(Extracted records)
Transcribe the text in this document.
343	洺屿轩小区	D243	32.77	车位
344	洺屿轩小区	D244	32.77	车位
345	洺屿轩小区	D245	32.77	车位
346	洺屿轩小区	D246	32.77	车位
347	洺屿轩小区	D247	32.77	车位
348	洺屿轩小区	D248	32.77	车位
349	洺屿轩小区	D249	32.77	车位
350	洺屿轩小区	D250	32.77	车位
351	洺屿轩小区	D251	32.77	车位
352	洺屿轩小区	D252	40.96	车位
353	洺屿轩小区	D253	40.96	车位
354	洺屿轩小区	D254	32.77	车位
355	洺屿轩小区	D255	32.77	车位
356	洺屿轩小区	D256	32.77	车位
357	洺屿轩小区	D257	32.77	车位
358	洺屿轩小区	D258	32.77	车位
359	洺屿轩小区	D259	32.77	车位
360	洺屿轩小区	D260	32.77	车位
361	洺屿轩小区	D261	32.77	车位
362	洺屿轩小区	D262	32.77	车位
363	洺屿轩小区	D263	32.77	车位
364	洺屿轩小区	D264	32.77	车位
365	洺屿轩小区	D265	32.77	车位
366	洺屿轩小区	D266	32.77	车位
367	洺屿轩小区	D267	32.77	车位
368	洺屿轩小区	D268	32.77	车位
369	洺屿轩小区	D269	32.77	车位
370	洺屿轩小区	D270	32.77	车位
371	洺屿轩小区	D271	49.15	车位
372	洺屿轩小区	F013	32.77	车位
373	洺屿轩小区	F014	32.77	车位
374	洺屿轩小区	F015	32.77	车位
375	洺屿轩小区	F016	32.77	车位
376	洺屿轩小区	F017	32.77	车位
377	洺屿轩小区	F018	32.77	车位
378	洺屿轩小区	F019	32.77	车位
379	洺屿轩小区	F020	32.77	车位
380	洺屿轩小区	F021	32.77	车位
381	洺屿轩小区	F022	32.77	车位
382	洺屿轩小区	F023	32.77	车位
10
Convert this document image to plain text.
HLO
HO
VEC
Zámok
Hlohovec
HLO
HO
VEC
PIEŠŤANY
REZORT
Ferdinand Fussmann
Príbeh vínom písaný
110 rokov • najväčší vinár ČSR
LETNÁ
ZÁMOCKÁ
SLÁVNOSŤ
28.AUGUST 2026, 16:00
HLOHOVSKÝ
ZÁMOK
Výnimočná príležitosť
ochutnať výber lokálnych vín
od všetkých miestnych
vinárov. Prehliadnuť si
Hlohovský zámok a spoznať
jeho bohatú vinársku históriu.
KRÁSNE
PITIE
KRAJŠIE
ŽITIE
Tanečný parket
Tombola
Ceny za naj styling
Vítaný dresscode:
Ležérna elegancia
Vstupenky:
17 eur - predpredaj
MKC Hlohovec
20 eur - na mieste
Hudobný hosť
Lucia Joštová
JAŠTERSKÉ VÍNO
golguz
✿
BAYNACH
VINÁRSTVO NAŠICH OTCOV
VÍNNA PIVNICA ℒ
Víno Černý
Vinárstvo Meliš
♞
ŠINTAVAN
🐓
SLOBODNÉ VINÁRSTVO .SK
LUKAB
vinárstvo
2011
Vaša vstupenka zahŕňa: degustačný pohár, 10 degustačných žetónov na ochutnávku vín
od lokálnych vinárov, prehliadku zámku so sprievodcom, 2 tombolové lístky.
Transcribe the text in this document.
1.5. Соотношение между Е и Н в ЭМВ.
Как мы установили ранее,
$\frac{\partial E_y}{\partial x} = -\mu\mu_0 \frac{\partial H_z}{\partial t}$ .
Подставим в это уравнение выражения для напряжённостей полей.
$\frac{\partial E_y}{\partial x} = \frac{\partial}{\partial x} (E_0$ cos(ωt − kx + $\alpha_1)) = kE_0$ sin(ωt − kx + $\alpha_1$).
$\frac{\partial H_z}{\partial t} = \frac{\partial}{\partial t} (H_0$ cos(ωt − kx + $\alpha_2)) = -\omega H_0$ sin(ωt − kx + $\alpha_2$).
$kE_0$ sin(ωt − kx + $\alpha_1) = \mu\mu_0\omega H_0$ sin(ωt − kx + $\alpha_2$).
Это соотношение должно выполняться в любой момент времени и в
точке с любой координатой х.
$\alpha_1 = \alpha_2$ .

▶ REQUIRED TASK:
Repeat the material in full, exactly as it stands.

▶ RESPONSE:
Transcribe the text in this document.
343	洺屿轩小区	D243	32.77	车位
344	洺屿轩小区	D244	32.77	车位
345	洺屿轩小区	D245	32.77	车位
346	洺屿轩小区	D246	32.77	车位
347	洺屿轩小区	D247	32.77	车位
348	洺屿轩小区	D248	32.77	车位
349	洺屿轩小区	D249	32.77	车位
350	洺屿轩小区	D250	32.77	车位
351	洺屿轩小区	D251	32.77	车位
352	洺屿轩小区	D252	40.96	车位
353	洺屿轩小区	D253	40.96	车位
354	洺屿轩小区	D254	32.77	车位
355	洺屿轩小区	D255	32.77	车位
356	洺屿轩小区	D256	32.77	车位
357	洺屿轩小区	D257	32.77	车位
358	洺屿轩小区	D258	32.77	车位
359	洺屿轩小区	D259	32.77	车位
360	洺屿轩小区	D260	32.77	车位
361	洺屿轩小区	D261	32.77	车位
362	洺屿轩小区	D262	32.77	车位
363	洺屿轩小区	D263	32.77	车位
364	洺屿轩小区	D264	32.77	车位
365	洺屿轩小区	D265	32.77	车位
366	洺屿轩小区	D266	32.77	车位
367	洺屿轩小区	D267	32.77	车位
368	洺屿轩小区	D268	32.77	车位
369	洺屿轩小区	D269	32.77	车位
370	洺屿轩小区	D270	32.77	车位
371	洺屿轩小区	D271	49.15	车位
372	洺屿轩小区	F013	32.77	车位
373	洺屿轩小区	F014	32.77	车位
374	洺屿轩小区	F015	32.77	车位
375	洺屿轩小区	F016	32.77	车位
376	洺屿轩小区	F017	32.77	车位
377	洺屿轩小区	F018	32.77	车位
378	洺屿轩小区	F019	32.77	车位
379	洺屿轩小区	F020	32.77	车位
380	洺屿轩小区	F021	32.77	车位
381	洺屿轩小区	F022	32.77	车位
382	洺屿轩小区	F023	32.77	车位
10
Convert this document image to plain text.
HLO
HO
VEC
Zámok
Hlohovec
HLO
HO
VEC
PIEŠŤANY
REZORT
Ferdinand Fussmann
Príbeh vínom písaný
110 rokov • najväčší vinár ČSR
LETNÁ
ZÁMOCKÁ
SLÁVNOSŤ
28.AUGUST 2026, 16:00
HLOHOVSKÝ
ZÁMOK
Výnimočná príležitosť
ochutnať výber lokálnych vín
od všetkých miestnych
vinárov. Prehliadnuť si
Hlohovský zámok a spoznať
jeho bohatú vinársku históriu.
KRÁSNE
PITIE
KRAJŠIE
ŽITIE
Tanečný parket
Tombola
Ceny za naj styling
Vítaný dresscode:
Ležérna elegancia
Vstupenky:
17 eur - predpredaj
MKC Hlohovec
20 eur - na mieste
Hudobný hosť
Lucia Joštová
JAŠTERSKÉ VÍNO
golguz
✿
BAYNACH
VINÁRSTVO NAŠICH OTCOV
VÍNNA PIVNICA ℒ
Víno Černý
Vinárstvo Meliš
♞
ŠINTAVAN
🐓
SLOBODNÉ VINÁRSTVO .SK
LUKAB
vinárstvo
2011
Vaša vstupenka zahŕňa: degustačný pohár, 10 degustačných žetónov na ochutnávku vín
od lokálnych vinárov, prehliadku zámku so sprievodcom, 2 tombolové lístky.
Transcribe the text in this document.
1.5. Соотношение между Е и Н в ЭМВ.
Как мы установили ранее,
$\frac{\partial E_y}{\partial x} = -\mu\mu_0 \frac{\partial H_z}{\partial t}$ .
Подставим в это уравнение выражения для напряжённостей полей.
$\frac{\partial E_y}{\partial x} = \frac{\partial}{\partial x} (E_0$ cos(ωt − kx + $\alpha_1)) = kE_0$ sin(ωt − kx + $\alpha_1$).
$\frac{\partial H_z}{\partial t} = \frac{\partial}{\partial t} (H_0$ cos(ωt − kx + $\alpha_2)) = -\omega H_0$ sin(ωt − kx + $\alpha_2$).
$kE_0$ sin(ωt − kx + $\alpha_1) = \mu\mu_0\omega H_0$ sin(ωt − kx + $\alpha_2$).
Это соотношение должно выполняться в любой момент времени и в
точке с любой координатой х.
$\alpha_1 = \alpha_2$ .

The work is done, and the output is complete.